→ **Data entries**

>>

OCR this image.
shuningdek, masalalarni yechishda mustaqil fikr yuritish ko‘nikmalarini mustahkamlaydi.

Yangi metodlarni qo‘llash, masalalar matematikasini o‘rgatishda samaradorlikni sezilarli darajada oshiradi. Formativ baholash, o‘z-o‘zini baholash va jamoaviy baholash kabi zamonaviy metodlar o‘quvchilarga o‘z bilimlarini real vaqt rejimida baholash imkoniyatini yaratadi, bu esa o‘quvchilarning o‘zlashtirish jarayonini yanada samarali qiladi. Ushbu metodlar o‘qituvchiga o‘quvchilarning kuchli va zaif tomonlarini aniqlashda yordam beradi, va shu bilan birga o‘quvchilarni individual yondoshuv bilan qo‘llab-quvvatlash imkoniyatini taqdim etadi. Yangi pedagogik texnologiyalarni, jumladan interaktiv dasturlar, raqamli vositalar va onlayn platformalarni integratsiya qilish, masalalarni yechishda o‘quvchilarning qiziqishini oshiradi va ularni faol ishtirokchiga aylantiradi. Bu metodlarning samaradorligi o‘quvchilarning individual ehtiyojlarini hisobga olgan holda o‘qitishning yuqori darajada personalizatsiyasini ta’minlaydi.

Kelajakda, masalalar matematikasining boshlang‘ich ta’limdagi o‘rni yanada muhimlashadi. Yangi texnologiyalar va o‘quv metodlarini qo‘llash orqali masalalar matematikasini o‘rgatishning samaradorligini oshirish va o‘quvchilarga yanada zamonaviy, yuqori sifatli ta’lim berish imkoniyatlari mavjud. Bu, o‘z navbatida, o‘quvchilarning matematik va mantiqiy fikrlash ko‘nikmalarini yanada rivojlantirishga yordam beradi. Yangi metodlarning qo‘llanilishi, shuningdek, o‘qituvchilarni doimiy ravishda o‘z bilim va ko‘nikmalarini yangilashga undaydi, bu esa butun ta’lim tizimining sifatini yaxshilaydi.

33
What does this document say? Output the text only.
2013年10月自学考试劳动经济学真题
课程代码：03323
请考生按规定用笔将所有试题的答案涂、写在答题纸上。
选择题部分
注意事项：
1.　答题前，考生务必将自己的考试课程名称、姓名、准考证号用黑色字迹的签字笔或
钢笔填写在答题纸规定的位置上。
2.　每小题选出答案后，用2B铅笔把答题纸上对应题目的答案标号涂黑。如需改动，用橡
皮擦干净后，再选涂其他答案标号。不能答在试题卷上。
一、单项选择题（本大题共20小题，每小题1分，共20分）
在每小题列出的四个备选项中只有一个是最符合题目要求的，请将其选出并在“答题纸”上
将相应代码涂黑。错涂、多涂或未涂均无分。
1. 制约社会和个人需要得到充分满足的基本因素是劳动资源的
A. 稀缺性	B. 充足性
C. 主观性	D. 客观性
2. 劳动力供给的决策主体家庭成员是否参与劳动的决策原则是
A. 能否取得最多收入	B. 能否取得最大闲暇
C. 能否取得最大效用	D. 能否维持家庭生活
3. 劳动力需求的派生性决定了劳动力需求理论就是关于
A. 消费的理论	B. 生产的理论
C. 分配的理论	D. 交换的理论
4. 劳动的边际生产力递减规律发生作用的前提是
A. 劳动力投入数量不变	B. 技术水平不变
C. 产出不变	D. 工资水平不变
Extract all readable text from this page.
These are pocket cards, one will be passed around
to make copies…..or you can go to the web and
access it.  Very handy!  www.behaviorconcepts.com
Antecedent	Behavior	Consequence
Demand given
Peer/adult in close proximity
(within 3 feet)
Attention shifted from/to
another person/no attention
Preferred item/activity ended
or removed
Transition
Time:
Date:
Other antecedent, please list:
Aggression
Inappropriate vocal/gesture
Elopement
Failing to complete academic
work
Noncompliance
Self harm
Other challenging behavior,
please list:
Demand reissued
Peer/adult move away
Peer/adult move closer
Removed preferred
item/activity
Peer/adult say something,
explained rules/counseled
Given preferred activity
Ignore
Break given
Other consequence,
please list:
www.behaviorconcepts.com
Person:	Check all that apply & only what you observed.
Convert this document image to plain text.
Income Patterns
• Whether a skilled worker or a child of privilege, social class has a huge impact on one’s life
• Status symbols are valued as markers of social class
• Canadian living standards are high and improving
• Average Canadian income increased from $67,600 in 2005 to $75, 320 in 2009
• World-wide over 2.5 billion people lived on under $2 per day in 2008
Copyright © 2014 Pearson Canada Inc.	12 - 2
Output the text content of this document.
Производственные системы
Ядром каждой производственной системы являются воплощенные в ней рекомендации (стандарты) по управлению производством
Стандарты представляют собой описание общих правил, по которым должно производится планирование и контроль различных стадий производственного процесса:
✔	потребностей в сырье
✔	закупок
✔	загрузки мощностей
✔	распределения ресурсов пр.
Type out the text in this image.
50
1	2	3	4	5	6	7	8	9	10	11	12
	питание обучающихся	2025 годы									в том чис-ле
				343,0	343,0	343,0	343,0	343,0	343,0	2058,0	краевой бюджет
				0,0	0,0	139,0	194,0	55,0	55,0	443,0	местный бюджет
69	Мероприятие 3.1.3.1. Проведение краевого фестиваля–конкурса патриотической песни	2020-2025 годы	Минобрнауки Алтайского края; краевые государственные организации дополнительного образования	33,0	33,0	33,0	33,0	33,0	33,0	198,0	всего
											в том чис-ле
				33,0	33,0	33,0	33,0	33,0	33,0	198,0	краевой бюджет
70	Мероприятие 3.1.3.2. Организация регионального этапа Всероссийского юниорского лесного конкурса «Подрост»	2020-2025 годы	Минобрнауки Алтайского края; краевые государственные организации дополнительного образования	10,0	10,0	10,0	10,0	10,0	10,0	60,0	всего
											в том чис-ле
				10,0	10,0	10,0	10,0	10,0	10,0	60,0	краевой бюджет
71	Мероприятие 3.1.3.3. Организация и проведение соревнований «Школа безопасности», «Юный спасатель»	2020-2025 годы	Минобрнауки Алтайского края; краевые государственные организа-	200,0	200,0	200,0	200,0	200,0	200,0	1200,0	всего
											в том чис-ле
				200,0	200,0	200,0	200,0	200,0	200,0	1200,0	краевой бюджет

<<

→ **PROBLEM DESCRIPTION**
Take the entries and copy them out exactly.

→ **TASK RESPONSE**
OCR this image.
shuningdek, masalalarni yechishda mustaqil fikr yuritish ko‘nikmalarini mustahkamlaydi.

Yangi metodlarni qo‘llash, masalalar matematikasini o‘rgatishda samaradorlikni sezilarli darajada oshiradi. Formativ baholash, o‘z-o‘zini baholash va jamoaviy baholash kabi zamonaviy metodlar o‘quvchilarga o‘z bilimlarini real vaqt rejimida baholash imkoniyatini yaratadi, bu esa o‘quvchilarning o‘zlashtirish jarayonini yanada samarali qiladi. Ushbu metodlar o‘qituvchiga o‘quvchilarning kuchli va zaif tomonlarini aniqlashda yordam beradi, va shu bilan birga o‘quvchilarni individual yondoshuv bilan qo‘llab-quvvatlash imkoniyatini taqdim etadi. Yangi pedagogik texnologiyalarni, jumladan interaktiv dasturlar, raqamli vositalar va onlayn platformalarni integratsiya qilish, masalalarni yechishda o‘quvchilarning qiziqishini oshiradi va ularni faol ishtirokchiga aylantiradi. Bu metodlarning samaradorligi o‘quvchilarning individual ehtiyojlarini hisobga olgan holda o‘qitishning yuqori darajada personalizatsiyasini ta’minlaydi.

Kelajakda, masalalar matematikasining boshlang‘ich ta’limdagi o‘rni yanada muhimlashadi. Yangi texnologiyalar va o‘quv metodlarini qo‘llash orqali masalalar matematikasini o‘rgatishning samaradorligini oshirish va o‘quvchilarga yanada zamonaviy, yuqori sifatli ta’lim berish imkoniyatlari mavjud. Bu, o‘z navbatida, o‘quvchilarning matematik va mantiqiy fikrlash ko‘nikmalarini yanada rivojlantirishga yordam beradi. Yangi metodlarning qo‘llanilishi, shuningdek, o‘qituvchilarni doimiy ravishda o‘z bilim va ko‘nikmalarini yangilashga undaydi, bu esa butun ta’lim tizimining sifatini yaxshilaydi.

33
What does this document say? Output the text only.
2013年10月自学考试劳动经济学真题
课程代码：03323
请考生按规定用笔将所有试题的答案涂、写在答题纸上。
选择题部分
注意事项：
1.　答题前，考生务必将自己的考试课程名称、姓名、准考证号用黑色字迹的签字笔或
钢笔填写在答题纸规定的位置上。
2.　每小题选出答案后，用2B铅笔把答题纸上对应题目的答案标号涂黑。如需改动，用橡
皮擦干净后，再选涂其他答案标号。不能答在试题卷上。
一、单项选择题（本大题共20小题，每小题1分，共20分）
在每小题列出的四个备选项中只有一个是最符合题目要求的，请将其选出并在“答题纸”上
将相应代码涂黑。错涂、多涂或未涂均无分。
1. 制约社会和个人需要得到充分满足的基本因素是劳动资源的
A. 稀缺性	B. 充足性
C. 主观性	D. 客观性
2. 劳动力供给的决策主体家庭成员是否参与劳动的决策原则是
A. 能否取得最多收入	B. 能否取得最大闲暇
C. 能否取得最大效用	D. 能否维持家庭生活
3. 劳动力需求的派生性决定了劳动力需求理论就是关于
A. 消费的理论	B. 生产的理论
C. 分配的理论	D. 交换的理论
4. 劳动的边际生产力递减规律发生作用的前提是
A. 劳动力投入数量不变	B. 技术水平不变
C. 产出不变	D. 工资水平不变
Extract all readable text from this page.
These are pocket cards, one will be passed around
to make copies…..or you can go to the web and
access it.  Very handy!  www.behaviorconcepts.com
Antecedent	Behavior	Consequence
Demand given
Peer/adult in close proximity
(within 3 feet)
Attention shifted from/to
another person/no attention
Preferred item/activity ended
or removed
Transition
Time:
Date:
Other antecedent, please list:
Aggression
Inappropriate vocal/gesture
Elopement
Failing to complete academic
work
Noncompliance
Self harm
Other challenging behavior,
please list:
Demand reissued
Peer/adult move away
Peer/adult move closer
Removed preferred
item/activity
Peer/adult say something,
explained rules/counseled
Given preferred activity
Ignore
Break given
Other consequence,
please list:
www.behaviorconcepts.com
Person:	Check all that apply & only what you observed.
Convert this document image to plain text.
Income Patterns
• Whether a skilled worker or a child of privilege, social class has a huge impact on one’s life
• Status symbols are valued as markers of social class
• Canadian living standards are high and improving
• Average Canadian income increased from $67,600 in 2005 to $75, 320 in 2009
• World-wide over 2.5 billion people lived on under $2 per day in 2008
Copyright © 2014 Pearson Canada Inc.	12 - 2
Output the text content of this document.
Производственные системы
Ядром каждой производственной системы являются воплощенные в ней рекомендации (стандарты) по управлению производством
Стандарты представляют собой описание общих правил, по которым должно производится планирование и контроль различных стадий производственного процесса:
✔	потребностей в сырье
✔	закупок
✔	загрузки мощностей
✔	распределения ресурсов пр.
Type out the text in this image.
50
1	2	3	4	5	6	7	8	9	10	11	12
	питание обучающихся	2025 годы									в том чис-ле
				343,0	343,0	343,0	343,0	343,0	343,0	2058,0	краевой бюджет
				0,0	0,0	139,0	194,0	55,0	55,0	443,0	местный бюджет
69	Мероприятие 3.1.3.1. Проведение краевого фестиваля–конкурса патриотической песни	2020-2025 годы	Минобрнауки Алтайского края; краевые государственные организации дополнительного образования	33,0	33,0	33,0	33,0	33,0	33,0	198,0	всего
											в том чис-ле
				33,0	33,0	33,0	33,0	33,0	33,0	198,0	краевой бюджет
70	Мероприятие 3.1.3.2. Организация регионального этапа Всероссийского юниорского лесного конкурса «Подрост»	2020-2025 годы	Минобрнауки Алтайского края; краевые государственные организации дополнительного образования	10,0	10,0	10,0	10,0	10,0	10,0	60,0	всего
											в том чис-ле
				10,0	10,0	10,0	10,0	10,0	10,0	60,0	краевой бюджет
71	Мероприятие 3.1.3.3. Организация и проведение соревнований «Школа безопасности», «Юный спасатель»	2020-2025 годы	Минобрнауки Алтайского края; краевые государственные организа-	200,0	200,0	200,0	200,0	200,0	200,0	1200,0	всего
											в том чис-ле
				200,0	200,0	200,0	200,0	200,0	200,0	1200,0	краевой бюджет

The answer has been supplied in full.